▶ **Your tasks**
- A) According to the reading passage about Julian, Nebraska, how many households were in the village at the 2010 census?
- B) Write a continuation of the reading passage about Julian, Nebraska, picking up after its final sentence.

(Reading passage)

Julian is a village in Nemaha County, Nebraska, United States. The population was 48 at the 2020 census.

==Geography==
Julian is located at (40.521309, -95.867413).

According to the United States Census Bureau, the village has a total area of 0.09 sqmi, all land.

==Demographics==

Historical population
| Census | Pop. | Note | %± |
| 1900 | 206 |  | — |
| 1910 | 168 |  | −18.4% |
| 1920 | 181 |  | 7.7% |
| 1930 | 156 |  | −13.8% |
| 1940 | 136 |  | −12.8% |
| 1950 | 123 |  | −9.6% |
| 1960 | 131 |  | 6.5% |
| 1970 | 80 |  | −38.9% |
| 1980 | 87 |  | 8.8% |
| 1990 | 71 |  | −18.4% |
| 2000 | 63 |  | −11.3% |
| 2010 | 59 |  | −6.3% |
| 2020 | 46 |  | −22.0% |
| 2021 (est.) | 48 | Increase | 4.3% |
U.S. Decennial Census

===2010 census===
As of the census of 2010, there were 59 people, 28 households, and 16 families residing in the village. The population density was 655.6 PD/sqmi. There were 38 housing units at an average density of 422.2 /sqmi. The racial makeup of the village was 96.6% White, 1.7% from other races, and 1.7% from two or more races. Hispanic or Latino of any race were 1.7% of the population.

There were 28 households, of which 28.6% had children under the age of 18 living with them, 35.7% were married couples living together, 14.3% had a female householder with no husband present, 7.1% had a male householder with no wife present, and 42.9% were non-families. 39.3% of all households were made up of individuals, and 3.6% had someone living alone who was 65 years of age or older. The average household size was 2.11 and the average family size was 2.81.

(End Reading passage)
(Dataset excerpts)

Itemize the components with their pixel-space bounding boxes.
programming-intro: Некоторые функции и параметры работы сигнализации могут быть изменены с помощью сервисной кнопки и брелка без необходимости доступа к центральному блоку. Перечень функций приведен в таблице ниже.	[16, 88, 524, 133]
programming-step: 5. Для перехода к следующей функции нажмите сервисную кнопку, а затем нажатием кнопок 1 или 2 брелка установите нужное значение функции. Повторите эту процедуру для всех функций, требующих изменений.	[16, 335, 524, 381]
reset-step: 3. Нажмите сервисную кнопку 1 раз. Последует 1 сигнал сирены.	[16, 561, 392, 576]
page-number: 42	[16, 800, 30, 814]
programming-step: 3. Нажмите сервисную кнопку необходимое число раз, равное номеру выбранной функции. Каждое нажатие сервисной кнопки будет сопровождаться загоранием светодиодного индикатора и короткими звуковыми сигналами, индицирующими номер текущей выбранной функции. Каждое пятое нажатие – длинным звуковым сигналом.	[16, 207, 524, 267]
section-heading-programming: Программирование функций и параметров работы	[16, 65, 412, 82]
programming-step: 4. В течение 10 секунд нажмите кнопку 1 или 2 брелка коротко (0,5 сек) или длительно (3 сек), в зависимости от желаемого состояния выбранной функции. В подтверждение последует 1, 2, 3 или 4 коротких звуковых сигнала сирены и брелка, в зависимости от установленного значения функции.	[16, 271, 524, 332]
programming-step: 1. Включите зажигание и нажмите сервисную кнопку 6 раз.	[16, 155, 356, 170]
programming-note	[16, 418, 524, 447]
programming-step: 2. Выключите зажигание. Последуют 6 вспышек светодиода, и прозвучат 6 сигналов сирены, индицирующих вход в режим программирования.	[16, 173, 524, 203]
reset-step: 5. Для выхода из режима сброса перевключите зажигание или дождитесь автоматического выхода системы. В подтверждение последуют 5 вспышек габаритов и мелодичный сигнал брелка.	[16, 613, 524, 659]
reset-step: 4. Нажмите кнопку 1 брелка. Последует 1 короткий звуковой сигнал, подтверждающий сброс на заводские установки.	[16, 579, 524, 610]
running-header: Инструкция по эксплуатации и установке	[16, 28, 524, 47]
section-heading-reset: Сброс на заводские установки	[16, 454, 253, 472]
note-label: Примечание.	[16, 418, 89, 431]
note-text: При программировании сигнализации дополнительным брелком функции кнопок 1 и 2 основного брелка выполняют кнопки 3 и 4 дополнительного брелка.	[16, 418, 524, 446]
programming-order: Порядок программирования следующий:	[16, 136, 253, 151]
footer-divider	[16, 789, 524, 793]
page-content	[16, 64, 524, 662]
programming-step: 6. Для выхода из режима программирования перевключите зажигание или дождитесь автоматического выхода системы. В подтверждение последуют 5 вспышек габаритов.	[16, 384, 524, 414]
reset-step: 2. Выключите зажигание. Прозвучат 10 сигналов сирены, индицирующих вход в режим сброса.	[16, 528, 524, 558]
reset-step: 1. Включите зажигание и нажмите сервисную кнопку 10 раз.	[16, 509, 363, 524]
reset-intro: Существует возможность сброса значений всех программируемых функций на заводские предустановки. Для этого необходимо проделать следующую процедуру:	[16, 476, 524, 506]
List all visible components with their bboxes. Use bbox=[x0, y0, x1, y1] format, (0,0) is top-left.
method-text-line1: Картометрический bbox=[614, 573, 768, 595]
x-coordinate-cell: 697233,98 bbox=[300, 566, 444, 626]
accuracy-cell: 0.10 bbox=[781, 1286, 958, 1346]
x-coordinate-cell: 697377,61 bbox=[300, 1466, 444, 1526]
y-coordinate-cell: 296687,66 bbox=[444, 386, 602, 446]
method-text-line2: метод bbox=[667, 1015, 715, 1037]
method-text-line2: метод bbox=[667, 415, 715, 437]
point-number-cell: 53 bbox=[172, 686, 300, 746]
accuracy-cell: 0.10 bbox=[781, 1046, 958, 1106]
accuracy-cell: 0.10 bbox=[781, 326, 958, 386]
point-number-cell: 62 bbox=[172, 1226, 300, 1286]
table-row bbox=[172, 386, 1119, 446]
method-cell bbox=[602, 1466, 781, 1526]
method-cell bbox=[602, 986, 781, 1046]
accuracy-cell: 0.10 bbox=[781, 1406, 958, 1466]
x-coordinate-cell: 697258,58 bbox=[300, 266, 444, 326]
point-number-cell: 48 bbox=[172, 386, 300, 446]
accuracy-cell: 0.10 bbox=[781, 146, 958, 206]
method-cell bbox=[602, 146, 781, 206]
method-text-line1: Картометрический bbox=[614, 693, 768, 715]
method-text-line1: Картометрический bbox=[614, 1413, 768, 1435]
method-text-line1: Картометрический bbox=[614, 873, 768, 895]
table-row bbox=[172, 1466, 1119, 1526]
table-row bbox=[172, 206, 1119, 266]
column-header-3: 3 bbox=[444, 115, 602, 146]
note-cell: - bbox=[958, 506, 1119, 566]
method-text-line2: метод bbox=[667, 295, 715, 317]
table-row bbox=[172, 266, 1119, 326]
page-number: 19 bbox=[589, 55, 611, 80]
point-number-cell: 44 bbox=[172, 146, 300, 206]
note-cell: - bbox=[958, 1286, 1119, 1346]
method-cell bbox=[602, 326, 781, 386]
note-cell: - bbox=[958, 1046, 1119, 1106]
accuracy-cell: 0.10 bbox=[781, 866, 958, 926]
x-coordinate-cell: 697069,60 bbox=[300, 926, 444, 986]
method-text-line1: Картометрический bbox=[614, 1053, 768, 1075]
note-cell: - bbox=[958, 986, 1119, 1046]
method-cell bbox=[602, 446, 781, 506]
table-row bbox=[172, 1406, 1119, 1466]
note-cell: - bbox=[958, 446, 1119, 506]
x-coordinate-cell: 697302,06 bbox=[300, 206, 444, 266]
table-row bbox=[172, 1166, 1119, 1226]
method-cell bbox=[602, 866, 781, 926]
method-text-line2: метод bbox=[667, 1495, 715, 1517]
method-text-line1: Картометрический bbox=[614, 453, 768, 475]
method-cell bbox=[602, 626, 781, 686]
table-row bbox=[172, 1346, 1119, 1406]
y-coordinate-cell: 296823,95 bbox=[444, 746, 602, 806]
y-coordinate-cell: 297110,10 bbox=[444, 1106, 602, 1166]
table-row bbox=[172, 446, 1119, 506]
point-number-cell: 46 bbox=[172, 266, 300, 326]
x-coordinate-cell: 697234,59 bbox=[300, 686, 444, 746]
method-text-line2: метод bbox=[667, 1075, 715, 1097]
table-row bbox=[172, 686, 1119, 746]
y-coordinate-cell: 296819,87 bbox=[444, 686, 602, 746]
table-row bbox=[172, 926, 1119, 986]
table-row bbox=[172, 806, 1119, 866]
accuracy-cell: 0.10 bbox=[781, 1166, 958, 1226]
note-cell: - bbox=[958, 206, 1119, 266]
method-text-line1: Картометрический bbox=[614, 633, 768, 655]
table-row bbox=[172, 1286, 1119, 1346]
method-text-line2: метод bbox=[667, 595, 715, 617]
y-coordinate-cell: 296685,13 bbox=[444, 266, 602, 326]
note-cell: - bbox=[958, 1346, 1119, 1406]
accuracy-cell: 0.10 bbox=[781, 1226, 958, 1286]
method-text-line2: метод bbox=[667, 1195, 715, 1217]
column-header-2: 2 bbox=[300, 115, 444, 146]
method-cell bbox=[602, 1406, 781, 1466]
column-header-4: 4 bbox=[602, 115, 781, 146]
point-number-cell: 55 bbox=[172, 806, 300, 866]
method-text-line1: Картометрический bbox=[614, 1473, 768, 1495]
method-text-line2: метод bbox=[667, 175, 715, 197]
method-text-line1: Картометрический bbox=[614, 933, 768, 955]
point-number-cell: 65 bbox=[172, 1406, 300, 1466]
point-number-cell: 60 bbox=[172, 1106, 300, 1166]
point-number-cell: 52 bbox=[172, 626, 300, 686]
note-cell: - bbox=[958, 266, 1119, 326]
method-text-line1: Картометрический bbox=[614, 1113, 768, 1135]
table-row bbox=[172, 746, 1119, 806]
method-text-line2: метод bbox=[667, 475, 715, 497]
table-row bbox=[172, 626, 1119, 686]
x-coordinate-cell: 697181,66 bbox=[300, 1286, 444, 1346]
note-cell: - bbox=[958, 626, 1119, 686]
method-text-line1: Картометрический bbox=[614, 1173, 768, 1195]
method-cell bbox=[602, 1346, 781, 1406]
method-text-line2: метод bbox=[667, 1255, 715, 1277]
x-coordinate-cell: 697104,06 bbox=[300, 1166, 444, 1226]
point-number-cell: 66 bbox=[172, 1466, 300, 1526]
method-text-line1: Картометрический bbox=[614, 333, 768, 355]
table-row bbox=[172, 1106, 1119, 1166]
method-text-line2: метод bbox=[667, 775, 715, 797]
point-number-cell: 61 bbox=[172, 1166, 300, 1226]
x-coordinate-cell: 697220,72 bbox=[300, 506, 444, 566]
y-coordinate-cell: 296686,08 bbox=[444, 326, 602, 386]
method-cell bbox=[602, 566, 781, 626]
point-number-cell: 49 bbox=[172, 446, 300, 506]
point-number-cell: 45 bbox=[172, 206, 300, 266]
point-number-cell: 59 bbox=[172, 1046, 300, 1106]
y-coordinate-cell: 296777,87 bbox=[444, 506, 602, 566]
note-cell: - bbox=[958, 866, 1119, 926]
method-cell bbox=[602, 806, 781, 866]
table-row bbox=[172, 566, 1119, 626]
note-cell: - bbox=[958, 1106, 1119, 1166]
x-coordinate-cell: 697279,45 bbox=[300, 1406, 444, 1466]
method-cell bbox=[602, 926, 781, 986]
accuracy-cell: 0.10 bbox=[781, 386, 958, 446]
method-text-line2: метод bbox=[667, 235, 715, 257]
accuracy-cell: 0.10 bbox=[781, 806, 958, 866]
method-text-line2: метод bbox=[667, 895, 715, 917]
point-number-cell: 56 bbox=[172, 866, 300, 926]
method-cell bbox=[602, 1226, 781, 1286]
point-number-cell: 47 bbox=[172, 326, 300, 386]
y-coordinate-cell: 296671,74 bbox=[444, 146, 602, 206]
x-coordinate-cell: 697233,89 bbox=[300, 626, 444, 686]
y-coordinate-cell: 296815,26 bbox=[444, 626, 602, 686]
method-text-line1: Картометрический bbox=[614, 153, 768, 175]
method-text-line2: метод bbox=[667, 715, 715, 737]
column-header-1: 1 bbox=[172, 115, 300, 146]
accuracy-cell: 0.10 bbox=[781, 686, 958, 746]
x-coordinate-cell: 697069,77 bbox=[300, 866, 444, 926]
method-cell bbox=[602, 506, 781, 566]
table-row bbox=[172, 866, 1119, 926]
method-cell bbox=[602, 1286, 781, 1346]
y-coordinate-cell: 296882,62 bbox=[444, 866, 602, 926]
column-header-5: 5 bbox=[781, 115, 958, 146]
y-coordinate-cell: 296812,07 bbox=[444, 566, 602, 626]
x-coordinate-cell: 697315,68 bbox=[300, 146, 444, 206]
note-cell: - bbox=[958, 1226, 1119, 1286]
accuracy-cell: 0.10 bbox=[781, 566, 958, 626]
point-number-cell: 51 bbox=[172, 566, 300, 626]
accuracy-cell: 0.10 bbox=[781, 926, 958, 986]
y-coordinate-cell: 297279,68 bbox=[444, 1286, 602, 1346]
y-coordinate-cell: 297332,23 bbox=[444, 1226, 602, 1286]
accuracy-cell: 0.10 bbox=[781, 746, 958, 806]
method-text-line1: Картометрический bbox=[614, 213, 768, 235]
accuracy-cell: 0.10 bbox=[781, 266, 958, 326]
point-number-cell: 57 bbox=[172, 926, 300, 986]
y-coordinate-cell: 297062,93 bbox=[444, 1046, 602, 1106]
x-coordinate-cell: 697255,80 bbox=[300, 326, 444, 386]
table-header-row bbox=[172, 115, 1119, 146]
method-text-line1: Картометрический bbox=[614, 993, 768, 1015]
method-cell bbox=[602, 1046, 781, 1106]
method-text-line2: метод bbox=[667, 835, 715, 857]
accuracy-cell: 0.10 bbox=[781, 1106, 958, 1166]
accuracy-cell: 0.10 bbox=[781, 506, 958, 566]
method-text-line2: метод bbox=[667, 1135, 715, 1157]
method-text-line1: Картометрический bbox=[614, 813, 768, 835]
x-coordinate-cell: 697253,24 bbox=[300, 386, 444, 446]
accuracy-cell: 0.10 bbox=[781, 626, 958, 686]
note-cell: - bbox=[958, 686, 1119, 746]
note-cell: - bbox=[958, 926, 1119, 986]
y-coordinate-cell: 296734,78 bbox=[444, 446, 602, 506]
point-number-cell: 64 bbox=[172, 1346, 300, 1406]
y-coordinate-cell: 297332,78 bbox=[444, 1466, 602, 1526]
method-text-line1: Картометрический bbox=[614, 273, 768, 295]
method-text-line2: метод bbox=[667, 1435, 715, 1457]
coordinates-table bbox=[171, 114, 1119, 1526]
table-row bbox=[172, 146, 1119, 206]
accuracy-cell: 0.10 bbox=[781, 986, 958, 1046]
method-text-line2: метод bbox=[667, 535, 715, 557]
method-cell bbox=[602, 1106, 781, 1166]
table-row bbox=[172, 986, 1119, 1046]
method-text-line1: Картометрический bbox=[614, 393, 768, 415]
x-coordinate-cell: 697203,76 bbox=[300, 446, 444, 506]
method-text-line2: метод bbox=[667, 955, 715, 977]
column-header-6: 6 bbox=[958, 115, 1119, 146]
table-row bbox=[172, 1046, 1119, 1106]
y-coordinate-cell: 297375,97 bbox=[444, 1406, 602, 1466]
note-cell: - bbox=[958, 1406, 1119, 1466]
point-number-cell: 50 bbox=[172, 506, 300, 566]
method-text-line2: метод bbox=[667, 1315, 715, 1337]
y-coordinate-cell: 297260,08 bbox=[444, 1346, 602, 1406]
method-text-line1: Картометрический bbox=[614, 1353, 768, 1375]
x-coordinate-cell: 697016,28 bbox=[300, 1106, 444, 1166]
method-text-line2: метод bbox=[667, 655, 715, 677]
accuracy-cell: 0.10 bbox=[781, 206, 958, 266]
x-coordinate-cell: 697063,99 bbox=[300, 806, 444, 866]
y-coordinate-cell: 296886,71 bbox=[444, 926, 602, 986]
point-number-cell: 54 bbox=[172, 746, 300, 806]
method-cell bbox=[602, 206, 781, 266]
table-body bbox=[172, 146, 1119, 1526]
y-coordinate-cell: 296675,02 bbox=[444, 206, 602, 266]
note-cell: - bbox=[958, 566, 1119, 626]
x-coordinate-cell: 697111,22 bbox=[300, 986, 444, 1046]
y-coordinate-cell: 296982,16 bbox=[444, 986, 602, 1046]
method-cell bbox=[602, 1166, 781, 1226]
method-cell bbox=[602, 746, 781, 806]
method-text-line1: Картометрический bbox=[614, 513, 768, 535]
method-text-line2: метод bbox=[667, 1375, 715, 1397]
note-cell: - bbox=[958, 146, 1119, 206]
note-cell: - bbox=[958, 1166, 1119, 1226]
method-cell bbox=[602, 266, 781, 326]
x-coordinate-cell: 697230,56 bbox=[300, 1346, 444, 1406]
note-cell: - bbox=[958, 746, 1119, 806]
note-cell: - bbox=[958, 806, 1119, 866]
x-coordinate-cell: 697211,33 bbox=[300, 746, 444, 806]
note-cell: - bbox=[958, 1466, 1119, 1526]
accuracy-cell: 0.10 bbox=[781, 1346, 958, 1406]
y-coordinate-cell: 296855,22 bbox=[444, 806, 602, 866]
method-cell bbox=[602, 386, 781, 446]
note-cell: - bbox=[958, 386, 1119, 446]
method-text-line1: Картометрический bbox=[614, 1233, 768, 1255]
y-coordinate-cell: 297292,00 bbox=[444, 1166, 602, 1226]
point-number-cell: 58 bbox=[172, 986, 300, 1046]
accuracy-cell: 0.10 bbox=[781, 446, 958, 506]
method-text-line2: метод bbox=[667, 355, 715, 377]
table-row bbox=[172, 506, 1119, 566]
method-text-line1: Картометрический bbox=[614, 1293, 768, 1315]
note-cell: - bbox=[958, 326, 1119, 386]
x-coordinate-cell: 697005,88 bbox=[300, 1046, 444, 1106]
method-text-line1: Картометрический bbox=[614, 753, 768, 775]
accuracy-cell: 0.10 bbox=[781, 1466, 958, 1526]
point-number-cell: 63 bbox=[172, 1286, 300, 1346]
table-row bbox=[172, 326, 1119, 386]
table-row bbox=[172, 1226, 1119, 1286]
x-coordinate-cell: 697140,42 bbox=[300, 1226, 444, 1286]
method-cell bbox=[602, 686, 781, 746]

(End Dataset excerpts)

▶ **Task answers**
- A) 28 households.

- B)
The median age in the village was 43.6 years. 20.3% of residents were under the age of 18; 3.5% were between the ages of 18 and 24; 34% were from 25 to 44; 30.6% were from 45 to 64; and 11.9% were 65 years of age or older. The gender makeup of the village was 50.8% male and 49.2% female.

===2000 census===
As of the census of 2000, there were 63 people, 28 households, and 15 families residing in the village. The population density was 714.5 PD/sqmi. There were 35 housing units at an average density of 396.9 /sqmi. The racial makeup of the village was 100.00% White.

There were 28 households, out of which 28.6% had children under the age of 18 living with them, 39.3% were married couples living together, 14.3% had a female householder with no husband present, and 46.4% were non-families. 39.3% of all households were made up of individuals, and 21.4% had someone living alone who was 65 years of age or older. The average household size was 2.25 and the average family size was 3.13.

In the village, the population was spread out, with 20.6% under the age of 18, 12.7% from 18 to 24, 22.2% from 25 to 44, 31.7% from 45 to 64, and 12.7% who were 65 years of age or older. The median age was 40 years. For every 100 females, there were 80.0 males. For every 100 females age 18 and over, there were 72.4 males.

The median income for a household in the village was $32,188, and the median income for a family was $30,000. Males had a median income of $25,000 versus $16,250 for females. The per capita income for the village was $19,303. There were 18.8% of families and 21.1% of the population living below the poverty line, including 46.2% of under eighteens and none of those over 64.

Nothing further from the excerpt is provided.